* _RECORDS SHOWN_
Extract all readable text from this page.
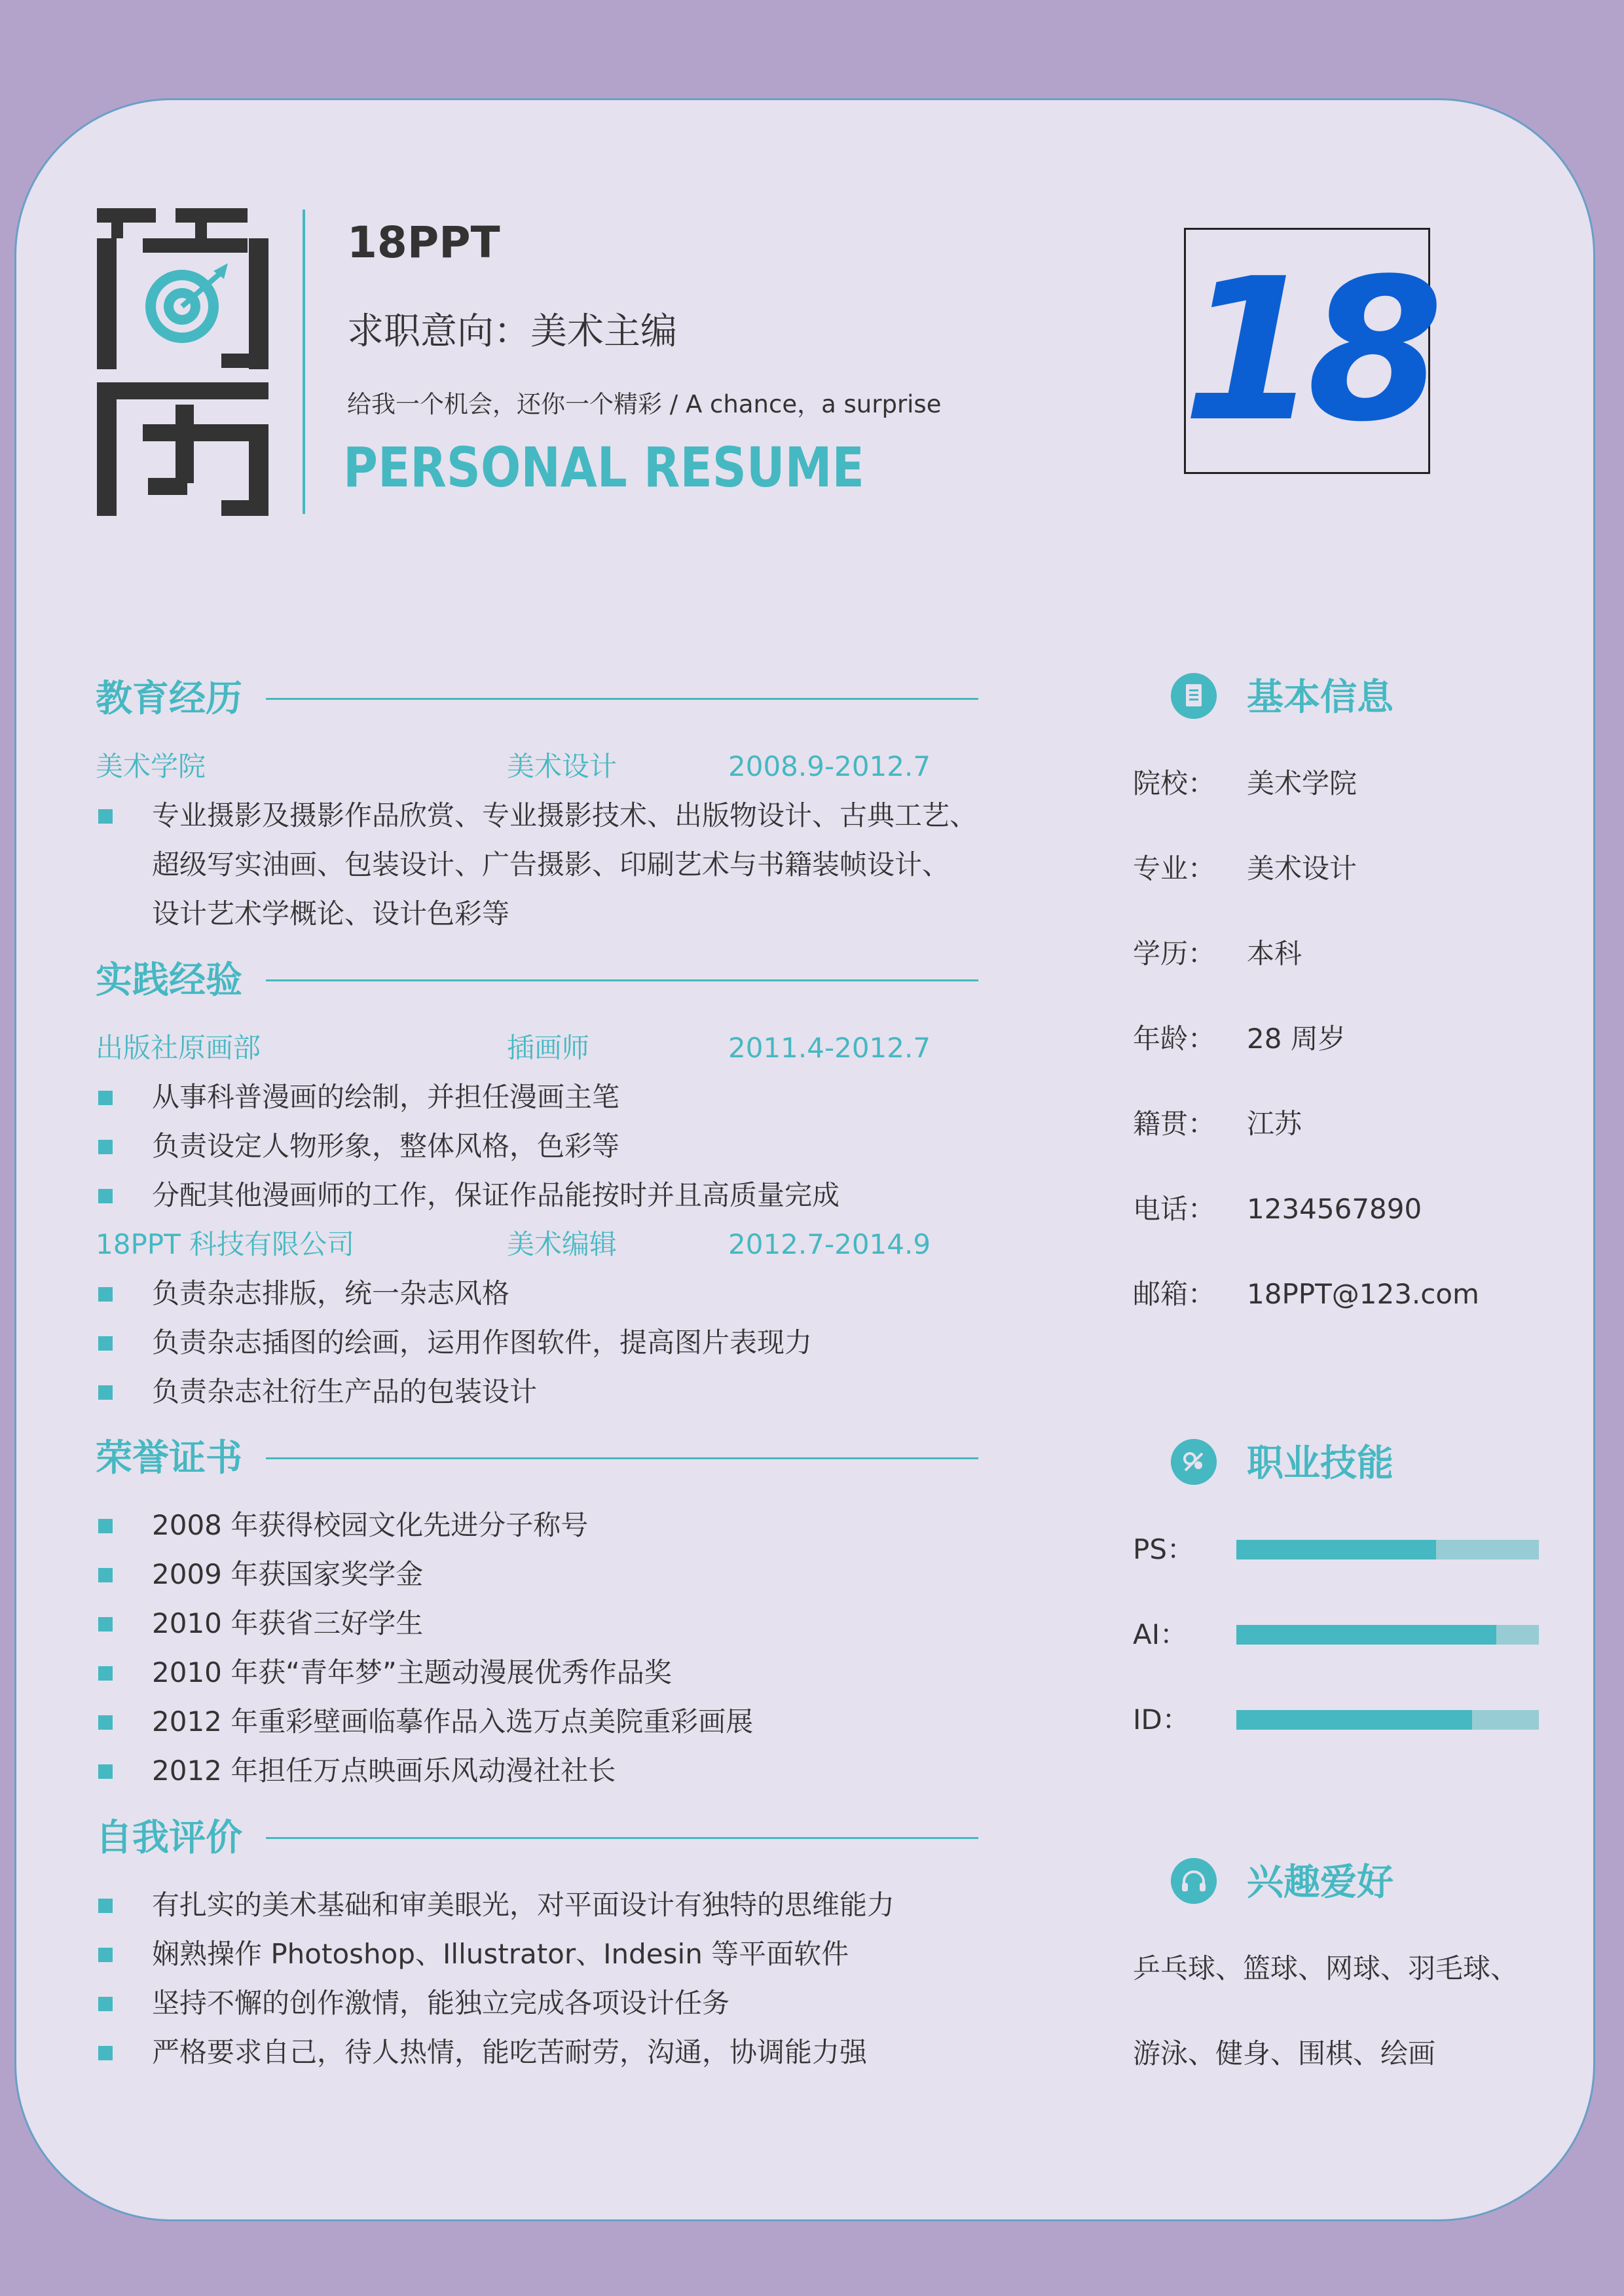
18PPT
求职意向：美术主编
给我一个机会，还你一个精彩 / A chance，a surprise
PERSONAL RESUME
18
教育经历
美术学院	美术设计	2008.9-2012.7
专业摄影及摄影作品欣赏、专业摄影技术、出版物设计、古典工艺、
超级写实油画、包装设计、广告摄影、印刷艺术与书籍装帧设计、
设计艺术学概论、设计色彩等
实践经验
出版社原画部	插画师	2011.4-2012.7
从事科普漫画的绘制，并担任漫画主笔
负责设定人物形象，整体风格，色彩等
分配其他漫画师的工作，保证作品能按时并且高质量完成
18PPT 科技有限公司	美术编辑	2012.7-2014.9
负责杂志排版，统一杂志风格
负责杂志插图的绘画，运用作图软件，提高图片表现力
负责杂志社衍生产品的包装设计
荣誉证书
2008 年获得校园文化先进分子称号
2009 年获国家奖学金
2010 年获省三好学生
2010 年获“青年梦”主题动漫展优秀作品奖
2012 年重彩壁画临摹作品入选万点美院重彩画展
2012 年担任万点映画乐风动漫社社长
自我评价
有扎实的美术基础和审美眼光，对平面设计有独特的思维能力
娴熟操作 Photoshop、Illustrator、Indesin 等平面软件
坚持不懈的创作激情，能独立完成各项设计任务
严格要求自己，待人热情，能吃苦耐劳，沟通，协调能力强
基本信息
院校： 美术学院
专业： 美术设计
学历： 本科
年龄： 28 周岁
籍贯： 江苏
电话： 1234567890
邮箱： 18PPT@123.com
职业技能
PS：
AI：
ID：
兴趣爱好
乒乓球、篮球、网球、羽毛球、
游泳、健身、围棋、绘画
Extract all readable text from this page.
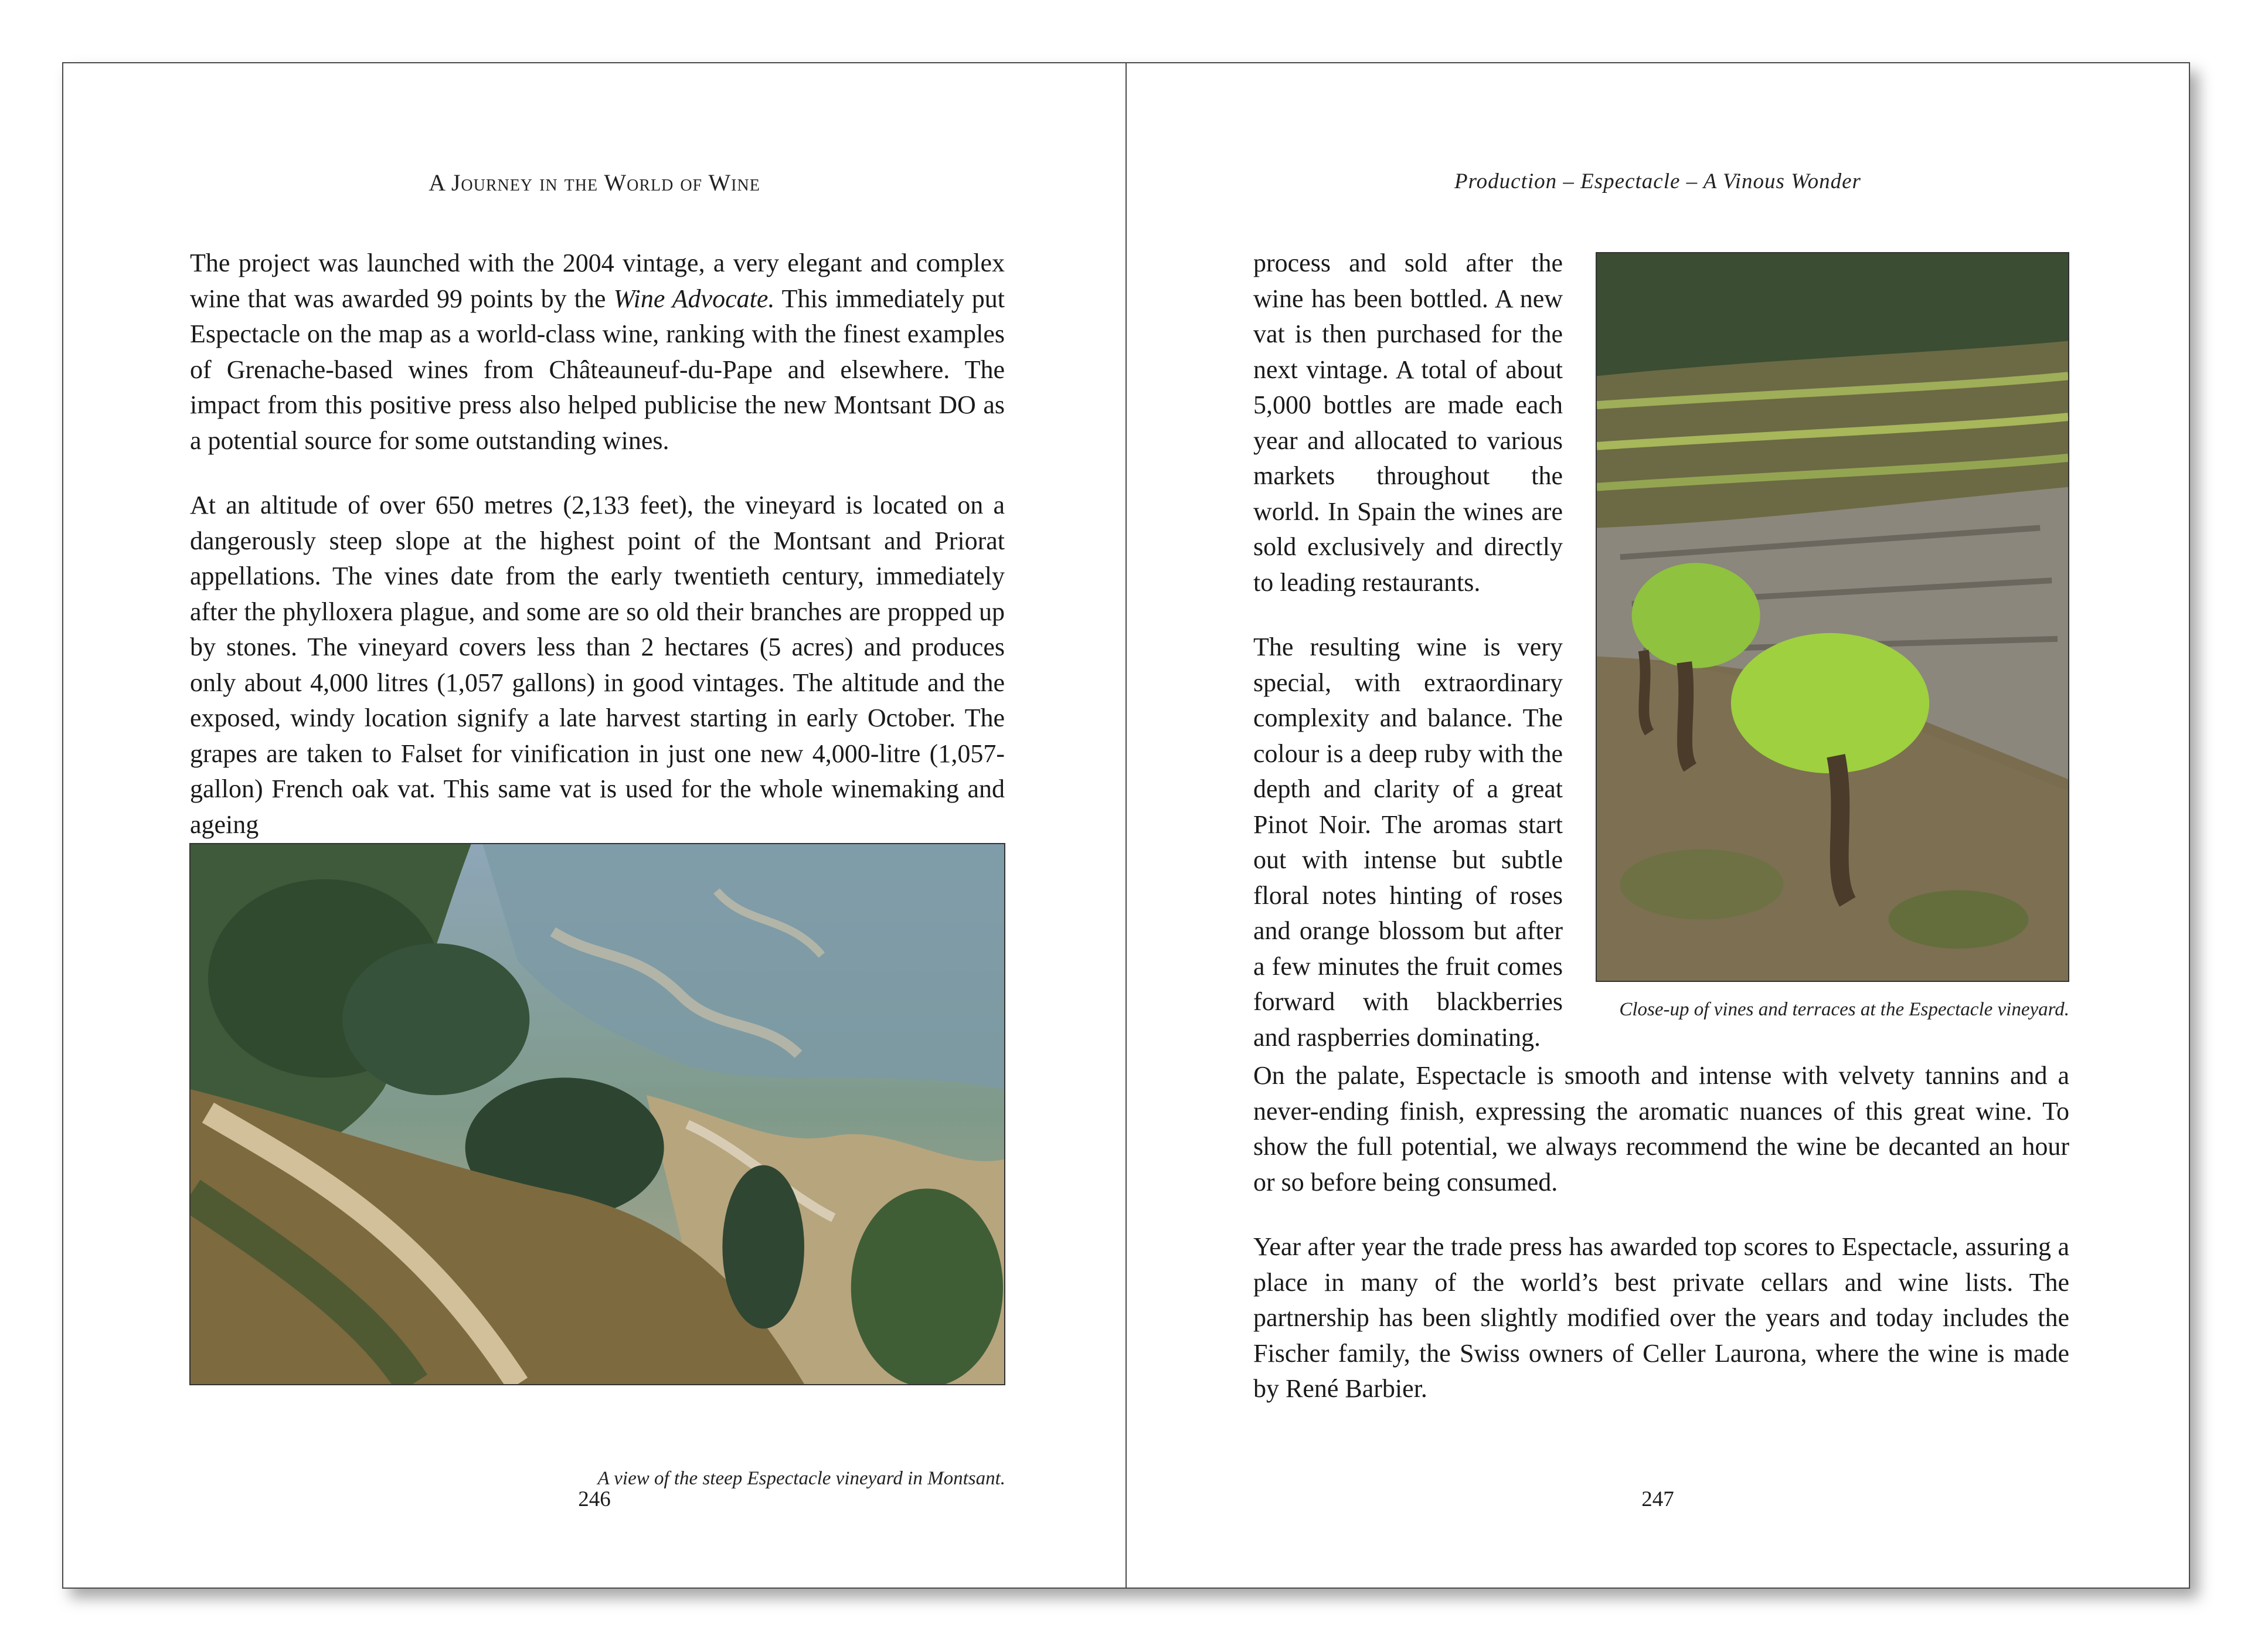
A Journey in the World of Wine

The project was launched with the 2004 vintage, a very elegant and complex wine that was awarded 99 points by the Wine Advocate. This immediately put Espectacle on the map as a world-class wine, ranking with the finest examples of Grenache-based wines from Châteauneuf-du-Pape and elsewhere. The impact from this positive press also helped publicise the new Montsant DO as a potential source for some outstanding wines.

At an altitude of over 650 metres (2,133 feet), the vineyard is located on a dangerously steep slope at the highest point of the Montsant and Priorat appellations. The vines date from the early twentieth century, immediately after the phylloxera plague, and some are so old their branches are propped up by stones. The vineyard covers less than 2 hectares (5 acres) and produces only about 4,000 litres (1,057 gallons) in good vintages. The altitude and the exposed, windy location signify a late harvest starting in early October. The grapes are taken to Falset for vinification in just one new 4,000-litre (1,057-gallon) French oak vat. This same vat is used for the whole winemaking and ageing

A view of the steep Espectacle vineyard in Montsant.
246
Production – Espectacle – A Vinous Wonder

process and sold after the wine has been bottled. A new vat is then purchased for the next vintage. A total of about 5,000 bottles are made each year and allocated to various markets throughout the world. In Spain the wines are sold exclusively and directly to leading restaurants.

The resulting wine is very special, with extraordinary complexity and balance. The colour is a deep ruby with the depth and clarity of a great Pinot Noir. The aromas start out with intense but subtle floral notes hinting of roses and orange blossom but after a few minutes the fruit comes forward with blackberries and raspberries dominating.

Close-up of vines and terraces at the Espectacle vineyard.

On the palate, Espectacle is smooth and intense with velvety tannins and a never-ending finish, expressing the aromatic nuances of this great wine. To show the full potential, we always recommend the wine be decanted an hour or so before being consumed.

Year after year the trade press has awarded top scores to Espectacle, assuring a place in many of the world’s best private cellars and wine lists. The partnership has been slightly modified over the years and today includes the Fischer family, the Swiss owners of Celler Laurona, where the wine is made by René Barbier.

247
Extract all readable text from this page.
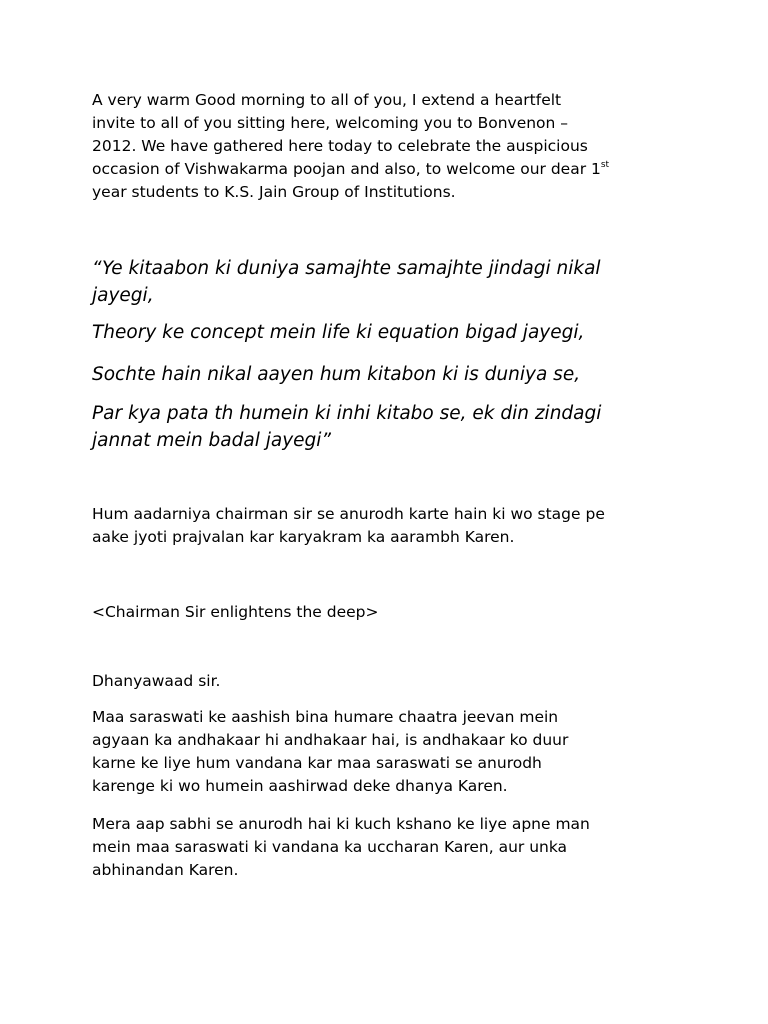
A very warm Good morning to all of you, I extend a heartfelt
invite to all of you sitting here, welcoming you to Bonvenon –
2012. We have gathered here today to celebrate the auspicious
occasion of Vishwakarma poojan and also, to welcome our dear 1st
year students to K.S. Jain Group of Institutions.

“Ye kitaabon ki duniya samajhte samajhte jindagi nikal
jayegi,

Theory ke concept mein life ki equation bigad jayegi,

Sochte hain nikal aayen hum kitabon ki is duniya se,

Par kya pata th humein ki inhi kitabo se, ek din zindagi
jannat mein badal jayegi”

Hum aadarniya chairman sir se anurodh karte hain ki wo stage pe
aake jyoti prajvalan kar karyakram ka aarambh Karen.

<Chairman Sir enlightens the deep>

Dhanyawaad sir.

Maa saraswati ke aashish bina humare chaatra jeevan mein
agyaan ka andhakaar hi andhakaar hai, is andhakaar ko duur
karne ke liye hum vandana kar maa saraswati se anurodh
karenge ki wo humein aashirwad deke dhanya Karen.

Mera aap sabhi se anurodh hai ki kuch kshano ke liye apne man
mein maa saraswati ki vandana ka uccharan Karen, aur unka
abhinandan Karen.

* _WHAT TO WORK ON_
What is the number of lines in this listing that contain the word "anurodh"? Answer with that number and nothing else.

* _OUTPUT BELOW_
3